### 提示文
——————————
「組み込み技術者教育」の理想と現実(2) ―― 組み込みエンジニアへの技術習得支援が焦眉の急

近森 満

tag: 組み込み

コラム 2008年10月17日

 筆者はかつて,大手電機メーカで製品開発や市場開拓の業務に携わっていました.その後,IT人材育成支援の仕事に転じ,現在は組み込み業界の技術者育成支援のため,組込みシステム技術協会(JASA)の下で「組込みソフトウェア技術者試験」の普及推進活動に取り組んでいます.

●電子・情報系職種の人気が低迷

 若者の間で理工系離れが進んでいると言われて久しいのですが,昨今では,さらに電子・情報系のエンジニアを志す若者が減ってきています.大学や各種専門学校の電子・情報系学部への応募者数が減ってきているのはもちろんのこと,電子・情報系学部を持っている学校そのものが減少しています.企業の人気ランキングでも,電子・情報系の会社が上位に入るケースが少なくなってきています.その一方で,組み込み業界の人材難の問題は深刻です.
——————————
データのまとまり
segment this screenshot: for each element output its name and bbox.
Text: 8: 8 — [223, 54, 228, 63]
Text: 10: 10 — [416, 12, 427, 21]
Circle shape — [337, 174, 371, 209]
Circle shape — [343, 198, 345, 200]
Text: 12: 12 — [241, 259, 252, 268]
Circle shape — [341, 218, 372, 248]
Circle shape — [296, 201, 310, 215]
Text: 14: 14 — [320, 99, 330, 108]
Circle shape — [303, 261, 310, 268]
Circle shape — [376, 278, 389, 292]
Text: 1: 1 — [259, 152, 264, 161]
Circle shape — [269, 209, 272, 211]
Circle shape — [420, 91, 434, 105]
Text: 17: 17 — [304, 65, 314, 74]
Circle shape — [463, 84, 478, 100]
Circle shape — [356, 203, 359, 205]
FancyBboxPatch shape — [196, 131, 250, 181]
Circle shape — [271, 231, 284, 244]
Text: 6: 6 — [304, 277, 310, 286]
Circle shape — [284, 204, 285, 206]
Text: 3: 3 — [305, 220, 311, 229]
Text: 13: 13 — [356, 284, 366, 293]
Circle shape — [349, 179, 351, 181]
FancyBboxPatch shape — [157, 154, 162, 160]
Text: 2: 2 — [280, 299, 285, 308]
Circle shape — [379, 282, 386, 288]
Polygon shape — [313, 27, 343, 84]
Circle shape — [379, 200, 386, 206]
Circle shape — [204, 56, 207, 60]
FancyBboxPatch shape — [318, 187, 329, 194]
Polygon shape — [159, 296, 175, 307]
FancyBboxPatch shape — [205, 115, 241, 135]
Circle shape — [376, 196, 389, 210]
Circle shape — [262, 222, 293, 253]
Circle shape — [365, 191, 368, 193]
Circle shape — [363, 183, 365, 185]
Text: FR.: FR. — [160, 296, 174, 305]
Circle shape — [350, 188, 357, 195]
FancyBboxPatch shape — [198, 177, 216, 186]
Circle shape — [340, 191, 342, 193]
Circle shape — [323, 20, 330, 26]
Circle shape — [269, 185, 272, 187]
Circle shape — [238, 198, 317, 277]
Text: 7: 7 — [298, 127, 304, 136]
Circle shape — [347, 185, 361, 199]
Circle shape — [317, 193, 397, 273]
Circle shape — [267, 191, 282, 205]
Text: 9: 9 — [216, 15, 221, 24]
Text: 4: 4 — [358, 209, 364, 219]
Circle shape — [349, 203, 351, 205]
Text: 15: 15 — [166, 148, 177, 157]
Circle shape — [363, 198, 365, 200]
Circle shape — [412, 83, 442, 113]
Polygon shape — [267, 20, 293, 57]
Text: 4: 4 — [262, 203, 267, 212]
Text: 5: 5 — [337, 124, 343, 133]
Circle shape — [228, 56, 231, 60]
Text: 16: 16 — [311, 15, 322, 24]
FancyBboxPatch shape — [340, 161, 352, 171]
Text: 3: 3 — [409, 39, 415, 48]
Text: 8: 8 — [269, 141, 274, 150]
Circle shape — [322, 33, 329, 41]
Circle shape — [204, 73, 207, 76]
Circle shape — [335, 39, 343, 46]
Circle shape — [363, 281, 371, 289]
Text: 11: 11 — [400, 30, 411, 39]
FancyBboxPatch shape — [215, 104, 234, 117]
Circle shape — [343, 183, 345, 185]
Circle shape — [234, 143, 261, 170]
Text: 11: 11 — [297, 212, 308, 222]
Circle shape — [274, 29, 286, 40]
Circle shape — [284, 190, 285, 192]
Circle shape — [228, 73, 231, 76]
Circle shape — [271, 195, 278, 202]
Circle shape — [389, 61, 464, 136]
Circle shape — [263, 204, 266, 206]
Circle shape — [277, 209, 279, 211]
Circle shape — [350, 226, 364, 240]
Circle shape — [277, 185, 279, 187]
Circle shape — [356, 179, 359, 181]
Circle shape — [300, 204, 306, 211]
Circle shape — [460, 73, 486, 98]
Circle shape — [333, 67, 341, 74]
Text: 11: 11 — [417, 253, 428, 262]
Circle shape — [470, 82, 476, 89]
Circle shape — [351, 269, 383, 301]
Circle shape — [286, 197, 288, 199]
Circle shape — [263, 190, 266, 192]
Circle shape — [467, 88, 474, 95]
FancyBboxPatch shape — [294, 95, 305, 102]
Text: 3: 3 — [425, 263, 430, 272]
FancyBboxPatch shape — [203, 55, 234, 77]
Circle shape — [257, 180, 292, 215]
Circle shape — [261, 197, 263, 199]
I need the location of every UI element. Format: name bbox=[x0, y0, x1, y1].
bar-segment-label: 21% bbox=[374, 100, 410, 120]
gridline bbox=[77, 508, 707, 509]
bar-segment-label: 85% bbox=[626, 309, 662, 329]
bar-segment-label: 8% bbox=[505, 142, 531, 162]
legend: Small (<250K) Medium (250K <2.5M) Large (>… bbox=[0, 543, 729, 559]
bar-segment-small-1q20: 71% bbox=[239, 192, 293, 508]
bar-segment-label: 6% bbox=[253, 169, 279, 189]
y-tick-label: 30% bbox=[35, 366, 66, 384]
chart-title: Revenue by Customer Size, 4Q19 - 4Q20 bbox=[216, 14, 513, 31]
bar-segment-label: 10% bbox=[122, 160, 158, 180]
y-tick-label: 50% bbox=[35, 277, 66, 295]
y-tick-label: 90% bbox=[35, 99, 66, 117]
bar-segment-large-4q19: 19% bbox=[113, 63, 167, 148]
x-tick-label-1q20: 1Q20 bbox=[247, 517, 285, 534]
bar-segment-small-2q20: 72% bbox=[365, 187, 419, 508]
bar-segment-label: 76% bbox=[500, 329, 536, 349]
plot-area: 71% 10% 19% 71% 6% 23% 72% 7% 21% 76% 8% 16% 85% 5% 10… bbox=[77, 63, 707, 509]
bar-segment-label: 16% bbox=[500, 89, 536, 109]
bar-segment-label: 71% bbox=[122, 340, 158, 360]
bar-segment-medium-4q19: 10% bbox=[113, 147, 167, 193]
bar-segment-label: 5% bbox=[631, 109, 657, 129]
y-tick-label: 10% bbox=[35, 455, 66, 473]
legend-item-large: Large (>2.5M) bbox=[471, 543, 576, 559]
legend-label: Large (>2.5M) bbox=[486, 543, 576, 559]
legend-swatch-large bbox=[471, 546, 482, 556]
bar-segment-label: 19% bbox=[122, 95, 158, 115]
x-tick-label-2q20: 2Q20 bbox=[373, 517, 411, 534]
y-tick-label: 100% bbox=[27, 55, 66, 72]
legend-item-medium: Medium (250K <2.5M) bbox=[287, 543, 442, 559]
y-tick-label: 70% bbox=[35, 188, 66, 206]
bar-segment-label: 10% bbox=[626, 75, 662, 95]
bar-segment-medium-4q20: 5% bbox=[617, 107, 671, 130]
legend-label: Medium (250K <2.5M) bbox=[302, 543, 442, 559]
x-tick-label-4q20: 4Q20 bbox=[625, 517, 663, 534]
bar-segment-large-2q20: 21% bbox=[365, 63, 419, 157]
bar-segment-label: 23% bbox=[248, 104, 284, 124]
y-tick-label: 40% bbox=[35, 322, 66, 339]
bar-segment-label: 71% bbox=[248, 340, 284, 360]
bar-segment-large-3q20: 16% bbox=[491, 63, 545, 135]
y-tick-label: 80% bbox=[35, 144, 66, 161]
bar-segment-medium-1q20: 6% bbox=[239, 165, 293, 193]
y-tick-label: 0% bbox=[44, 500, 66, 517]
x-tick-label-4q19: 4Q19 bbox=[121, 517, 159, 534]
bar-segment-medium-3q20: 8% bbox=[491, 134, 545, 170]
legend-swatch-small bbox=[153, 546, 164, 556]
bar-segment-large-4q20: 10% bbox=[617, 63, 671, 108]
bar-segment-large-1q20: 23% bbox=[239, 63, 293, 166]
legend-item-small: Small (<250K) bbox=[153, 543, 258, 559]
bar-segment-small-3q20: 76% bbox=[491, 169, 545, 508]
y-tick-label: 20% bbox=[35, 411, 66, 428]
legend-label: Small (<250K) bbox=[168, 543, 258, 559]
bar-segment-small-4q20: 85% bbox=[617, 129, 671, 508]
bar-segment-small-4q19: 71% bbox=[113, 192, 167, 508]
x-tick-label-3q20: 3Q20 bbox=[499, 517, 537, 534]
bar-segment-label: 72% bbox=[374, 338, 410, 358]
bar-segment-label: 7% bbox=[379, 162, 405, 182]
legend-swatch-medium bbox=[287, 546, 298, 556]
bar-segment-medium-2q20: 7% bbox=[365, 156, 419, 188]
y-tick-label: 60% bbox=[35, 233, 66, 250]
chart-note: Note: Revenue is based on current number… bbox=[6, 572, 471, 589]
——————————
### 取り組む課題
a) 組み込み技術者教育に関するコラムを、一字一句変えずに全文書き写しなさい。
b) エントリの最初の行から「Text: 4: 4 — [262, 203, 267, 212]」を含む行までを、両端の行も含めて、「番号」と「行の内容」の2列からなるMarkdownの表に書き直しなさい。空行は表に入れないこと。

### 解答例
a)
「組み込み技術者教育」の理想と現実(2) ―― 組み込みエンジニアへの技術習得支援が焦眉の急

近森 満

tag: 組み込み

コラム 2008年10月17日

 筆者はかつて,大手電機メーカで製品開発や市場開拓の業務に携わっていました.その後,IT人材育成支援の仕事に転じ,現在は組み込み業界の技術者育成支援のため,組込みシステム技術協会(JASA)の下で「組込みソフトウェア技術者試験」の普及推進活動に取り組んでいます.

●電子・情報系職種の人気が低迷

 若者の間で理工系離れが進んでいると言われて久しいのですが,昨今では,さらに電子・情報系のエンジニアを志す若者が減ってきています.大学や各種専門学校の電子・情報系学部への応募者数が減ってきているのはもちろんのこと,電子・情報系学部を持っている学校そのものが減少しています.企業の人気ランキングでも,電子・情報系の会社が上位に入るケースが少なくなってきています.その一方で,組み込み業界の人材難の問題は深刻です.

b)
| 番号 | 行の内容 |
|---|---|
| 1 | segment this screenshot: for each element output its name and bbox. |
| 2 | Text: 8: 8 — [223, 54, 228, 63] |
| 3 | Text: 10: 10 — [416, 12, 427, 21] |
| 4 | Circle shape — [337, 174, 371, 209] |
| 5 | Circle shape — [343, 198, 345, 200] |
| 6 | Text: 12: 12 — [241, 259, 252, 268] |
| 7 | Circle shape — [341, 218, 372, 248] |
| 8 | Circle shape — [296, 201, 310, 215] |
| 9 | Text: 14: 14 — [320, 99, 330, 108] |
| 10 | Circle shape — [303, 261, 310, 268] |
| 11 | Circle shape — [376, 278, 389, 292] |
| 12 | Text: 1: 1 — [259, 152, 264, 161] |
| 13 | Circle shape — [269, 209, 272, 211] |
| 14 | Circle shape — [420, 91, 434, 105] |
| 15 | Text: 17: 17 — [304, 65, 314, 74] |
| 16 | Circle shape — [463, 84, 478, 100] |
| 17 | Circle shape — [356, 203, 359, 205] |
| 18 | FancyBboxPatch shape — [196, 131, 250, 181] |
| 19 | Circle shape — [271, 231, 284, 244] |
| 20 | Text: 6: 6 — [304, 277, 310, 286] |
| 21 | Circle shape — [284, 204, 285, 206] |
| 22 | Text: 3: 3 — [305, 220, 311, 229] |
| 23 | Text: 13: 13 — [356, 284, 366, 293] |
| 24 | Circle shape — [349, 179, 351, 181] |
| 25 | FancyBboxPatch shape — [157, 154, 162, 160] |
| 26 | Text: 2: 2 — [280, 299, 285, 308] |
| 27 | Circle shape — [379, 282, 386, 288] |
| 28 | Polygon shape — [313, 27, 343, 84] |
| 29 | Circle shape — [379, 200, 386, 206] |
| 30 | Circle shape — [204, 56, 207, 60] |
| 31 | FancyBboxPatch shape — [318, 187, 329, 194] |
| 32 | Polygon shape — [159, 296, 175, 307] |
| 33 | FancyBboxPatch shape — [205, 115, 241, 135] |
| 34 | Circle shape — [376, 196, 389, 210] |
| 35 | Circle shape — [262, 222, 293, 253] |
| 36 | Circle shape — [365, 191, 368, 193] |
| 37 | Circle shape — [363, 183, 365, 185] |
| 38 | Text: FR.: FR. — [160, 296, 174, 305] |
| 39 | Circle shape — [350, 188, 357, 195] |
| 40 | FancyBboxPatch shape — [198, 177, 216, 186] |
| 41 | Circle shape — [340, 191, 342, 193] |
| 42 | Circle shape — [323, 20, 330, 26] |
| 43 | Circle shape — [269, 185, 272, 187] |
| 44 | Circle shape — [238, 198, 317, 277] |
| 45 | Text: 7: 7 — [298, 127, 304, 136] |
| 46 | Circle shape — [347, 185, 361, 199] |
| 47 | Circle shape — [317, 193, 397, 273] |
| 48 | Circle shape — [267, 191, 282, 205] |
| 49 | Text: 9: 9 — [216, 15, 221, 24] |
| 50 | Text: 4: 4 — [358, 209, 364, 219] |
| 51 | Circle shape — [349, 203, 351, 205] |
| 52 | Text: 15: 15 — [166, 148, 177, 157] |
| 53 | Circle shape — [363, 198, 365, 200] |
| 54 | Circle shape — [412, 83, 442, 113] |
| 55 | Polygon shape — [267, 20, 293, 57] |
| 56 | Text: 4: 4 — [262, 203, 267, 212] |